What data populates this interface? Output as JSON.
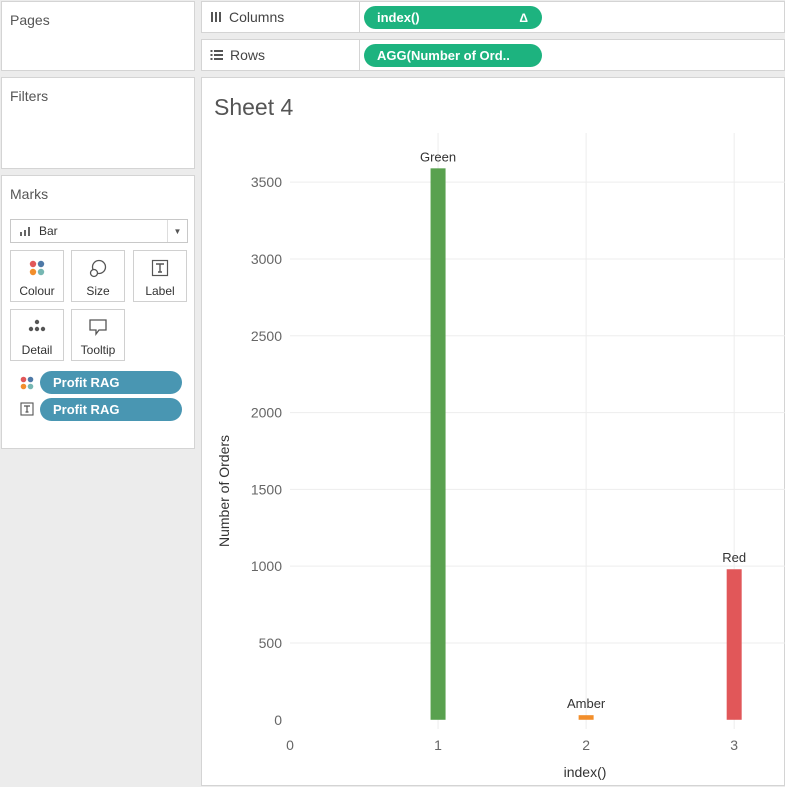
{
  "pages": {
    "title": "Pages"
  },
  "filters": {
    "title": "Filters"
  },
  "marks": {
    "title": "Marks",
    "mark_type": "Bar",
    "buttons": {
      "colour": "Colour",
      "size": "Size",
      "label": "Label",
      "detail": "Detail",
      "tooltip": "Tooltip"
    },
    "fields": [
      {
        "name": "Profit RAG",
        "encoding": "colour"
      },
      {
        "name": "Profit RAG",
        "encoding": "label"
      }
    ]
  },
  "shelves": {
    "columns_label": "Columns",
    "columns_pill": "index()",
    "columns_pill_delta": "Δ",
    "rows_label": "Rows",
    "rows_pill": "AGG(Number of Ord.."
  },
  "sheet": {
    "title": "Sheet 4"
  },
  "colors": {
    "green": "#59a14f",
    "amber": "#f28e2b",
    "red": "#e15759",
    "pill_green": "#1db37f",
    "pill_blue": "#4996b2"
  },
  "chart_data": {
    "type": "bar",
    "xlabel": "index()",
    "ylabel": "Number of Orders",
    "xlim": [
      0,
      3.35
    ],
    "ylim": [
      -60,
      3820
    ],
    "x_ticks": [
      "0",
      "1",
      "2",
      "3"
    ],
    "y_ticks": [
      "0",
      "500",
      "1000",
      "1500",
      "2000",
      "2500",
      "3000",
      "3500"
    ],
    "grid": true,
    "bars": [
      {
        "x": 1,
        "value": 3590,
        "label": "Green",
        "color": "#59a14f"
      },
      {
        "x": 2,
        "value": 30,
        "label": "Amber",
        "color": "#f28e2b"
      },
      {
        "x": 3,
        "value": 980,
        "label": "Red",
        "color": "#e15759"
      }
    ]
  }
}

◆ Objective ◆
Respond with the number of lines containing "title" and no additional words.

◆ Reply to the exercise ◆
4